AIM OF THE EXERCISE: Copy all lines below exactly as written. Leave pictures out.

RAW DATA:
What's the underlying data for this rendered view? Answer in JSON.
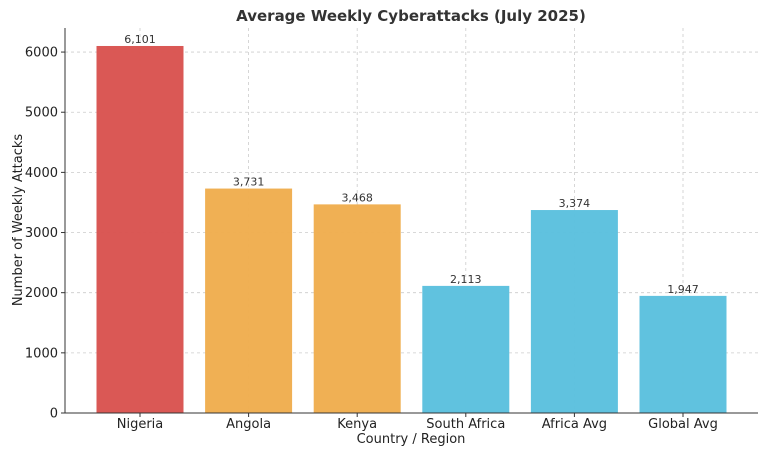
{
  "chart_data": {
    "type": "bar",
    "title": "Average Weekly Cyberattacks (July 2025)",
    "xlabel": "Country / Region",
    "ylabel": "Number of Weekly Attacks",
    "ylim": [
      0,
      6400
    ],
    "yticks": [
      0,
      1000,
      2000,
      3000,
      4000,
      5000,
      6000
    ],
    "grid": true,
    "categories": [
      "Nigeria",
      "Angola",
      "Kenya",
      "South Africa",
      "Africa Avg",
      "Global Avg"
    ],
    "values": [
      6101,
      3731,
      3468,
      2113,
      3374,
      1947
    ],
    "value_labels": [
      "6,101",
      "3,731",
      "3,468",
      "2,113",
      "3,374",
      "1,947"
    ],
    "colors": [
      "#d9534f",
      "#f0ad4e",
      "#f0ad4e",
      "#5bc0de",
      "#5bc0de",
      "#5bc0de"
    ]
  }
}
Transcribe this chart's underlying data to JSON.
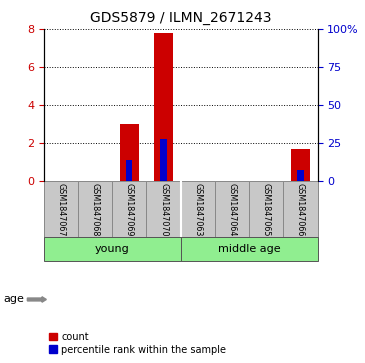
{
  "title": "GDS5879 / ILMN_2671243",
  "samples": [
    "GSM1847067",
    "GSM1847068",
    "GSM1847069",
    "GSM1847070",
    "GSM1847063",
    "GSM1847064",
    "GSM1847065",
    "GSM1847066"
  ],
  "red_bars": [
    0,
    0,
    3.0,
    7.8,
    0,
    0,
    0,
    1.7
  ],
  "blue_bars": [
    0,
    0,
    1.1,
    2.2,
    0,
    0,
    0,
    0.6
  ],
  "left_ylim": [
    0,
    8
  ],
  "right_ylim": [
    0,
    8
  ],
  "left_yticks": [
    0,
    2,
    4,
    6,
    8
  ],
  "right_yticks": [
    0,
    2,
    4,
    6,
    8
  ],
  "right_yticklabels": [
    "0",
    "25",
    "50",
    "75",
    "100%"
  ],
  "groups": [
    {
      "label": "young",
      "start": 0,
      "end": 4
    },
    {
      "label": "middle age",
      "start": 4,
      "end": 8
    }
  ],
  "group_color": "#90EE90",
  "age_label": "age",
  "bar_color_red": "#cc0000",
  "bar_color_blue": "#0000cc",
  "tick_color_left": "#cc0000",
  "tick_color_right": "#0000cc",
  "sample_box_color": "#c8c8c8",
  "grid_color": "#000000",
  "background_color": "#ffffff",
  "legend_count": "count",
  "legend_percentile": "percentile rank within the sample",
  "red_bar_width": 0.55,
  "blue_bar_width": 0.18
}
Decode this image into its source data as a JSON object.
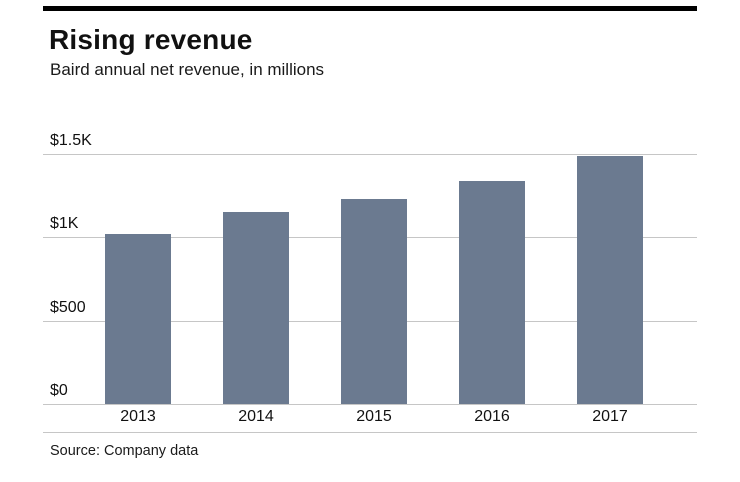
{
  "header": {
    "title": "Rising revenue",
    "subtitle": "Baird annual net revenue, in millions"
  },
  "footer": {
    "source": "Source: Company data"
  },
  "colors": {
    "bar": "#6b7a90",
    "gridline": "#c6c6c6",
    "top_rule": "#000000",
    "text": "#111111"
  },
  "chart_data": {
    "type": "bar",
    "title": "Rising revenue",
    "subtitle": "Baird annual net revenue, in millions",
    "source": "Source: Company data",
    "categories": [
      "2013",
      "2014",
      "2015",
      "2016",
      "2017"
    ],
    "values": [
      1020,
      1150,
      1230,
      1340,
      1490
    ],
    "xlabel": "",
    "ylabel": "",
    "ylim": [
      0,
      1500
    ],
    "yticks": [
      {
        "value": 0,
        "label": "$0"
      },
      {
        "value": 500,
        "label": "$500"
      },
      {
        "value": 1000,
        "label": "$1K"
      },
      {
        "value": 1500,
        "label": "$1.5K"
      }
    ],
    "grid": true,
    "legend": false,
    "bar_color": "#6b7a90"
  }
}
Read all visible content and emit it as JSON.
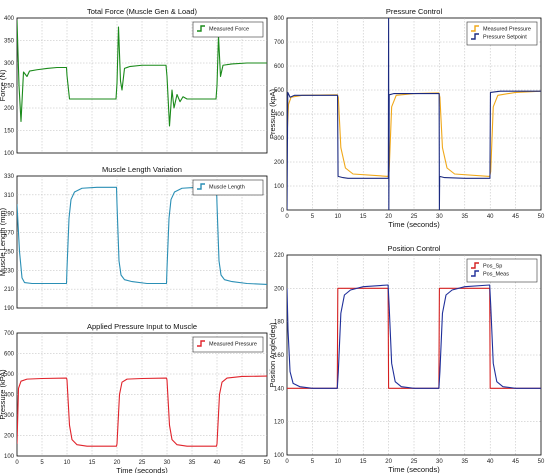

RESPONSE TO THE TASK:
What's the underlying data for this rendered view? Answer in JSON.
{
  "chart_data": {
    "type": "bar",
    "title": "Average Weekly Cyberattacks (July 2025)",
    "xlabel": "Country / Region",
    "ylabel": "Number of Weekly Attacks",
    "ylim": [
      0,
      6400
    ],
    "yticks": [
      0,
      1000,
      2000,
      3000,
      4000,
      5000,
      6000
    ],
    "grid": true,
    "categories": [
      "Nigeria",
      "Angola",
      "Kenya",
      "South Africa",
      "Africa Avg",
      "Global Avg"
    ],
    "values": [
      6101,
      3731,
      3468,
      2113,
      3374,
      1947
    ],
    "value_labels": [
      "6,101",
      "3,731",
      "3,468",
      "2,113",
      "3,374",
      "1,947"
    ],
    "colors": [
      "#d9534f",
      "#f0ad4e",
      "#f0ad4e",
      "#5bc0de",
      "#5bc0de",
      "#5bc0de"
    ]
  }
}
Transcribe this chart's underlying data to JSON.
{
  "title": "GDS5879 / ILMN_2671243",
  "samples": [
    "GSM1847067",
    "GSM1847068",
    "GSM1847069",
    "GSM1847070",
    "GSM1847063",
    "GSM1847064",
    "GSM1847065",
    "GSM1847066"
  ],
  "red_bars": [
    0,
    0,
    3.0,
    7.8,
    0,
    0,
    0,
    1.7
  ],
  "blue_bars": [
    0,
    0,
    1.1,
    2.2,
    0,
    0,
    0,
    0.6
  ],
  "left_ylim": [
    0,
    8
  ],
  "right_ylim": [
    0,
    8
  ],
  "left_yticks": [
    0,
    2,
    4,
    6,
    8
  ],
  "right_yticks": [
    0,
    2,
    4,
    6,
    8
  ],
  "right_yticklabels": [
    "0",
    "25",
    "50",
    "75",
    "100%"
  ],
  "groups": [
    {
      "label": "young",
      "start": 0,
      "end": 4
    },
    {
      "label": "middle age",
      "start": 4,
      "end": 8
    }
  ],
  "group_color": "#90EE90",
  "age_label": "age",
  "bar_color_red": "#cc0000",
  "bar_color_blue": "#0000cc",
  "tick_color_left": "#cc0000",
  "tick_color_right": "#0000cc",
  "sample_box_color": "#c8c8c8",
  "grid_color": "#000000",
  "background_color": "#ffffff",
  "legend_count": "count",
  "legend_percentile": "percentile rank within the sample",
  "red_bar_width": 0.55,
  "blue_bar_width": 0.18
}
Decode this image into its source data as a JSON object.
{
  "header": {
    "title": "Rising revenue",
    "subtitle": "Baird annual net revenue, in millions"
  },
  "footer": {
    "source": "Source: Company data"
  },
  "colors": {
    "bar": "#6b7a90",
    "gridline": "#c6c6c6",
    "top_rule": "#000000",
    "text": "#111111"
  },
  "chart_data": {
    "type": "bar",
    "title": "Rising revenue",
    "subtitle": "Baird annual net revenue, in millions",
    "source": "Source: Company data",
    "categories": [
      "2013",
      "2014",
      "2015",
      "2016",
      "2017"
    ],
    "values": [
      1020,
      1150,
      1230,
      1340,
      1490
    ],
    "xlabel": "",
    "ylabel": "",
    "ylim": [
      0,
      1500
    ],
    "yticks": [
      {
        "value": 0,
        "label": "$0"
      },
      {
        "value": 500,
        "label": "$500"
      },
      {
        "value": 1000,
        "label": "$1K"
      },
      {
        "value": 1500,
        "label": "$1.5K"
      }
    ],
    "grid": true,
    "legend": false,
    "bar_color": "#6b7a90"
  }
}
Read all visible content and emit it as JSON.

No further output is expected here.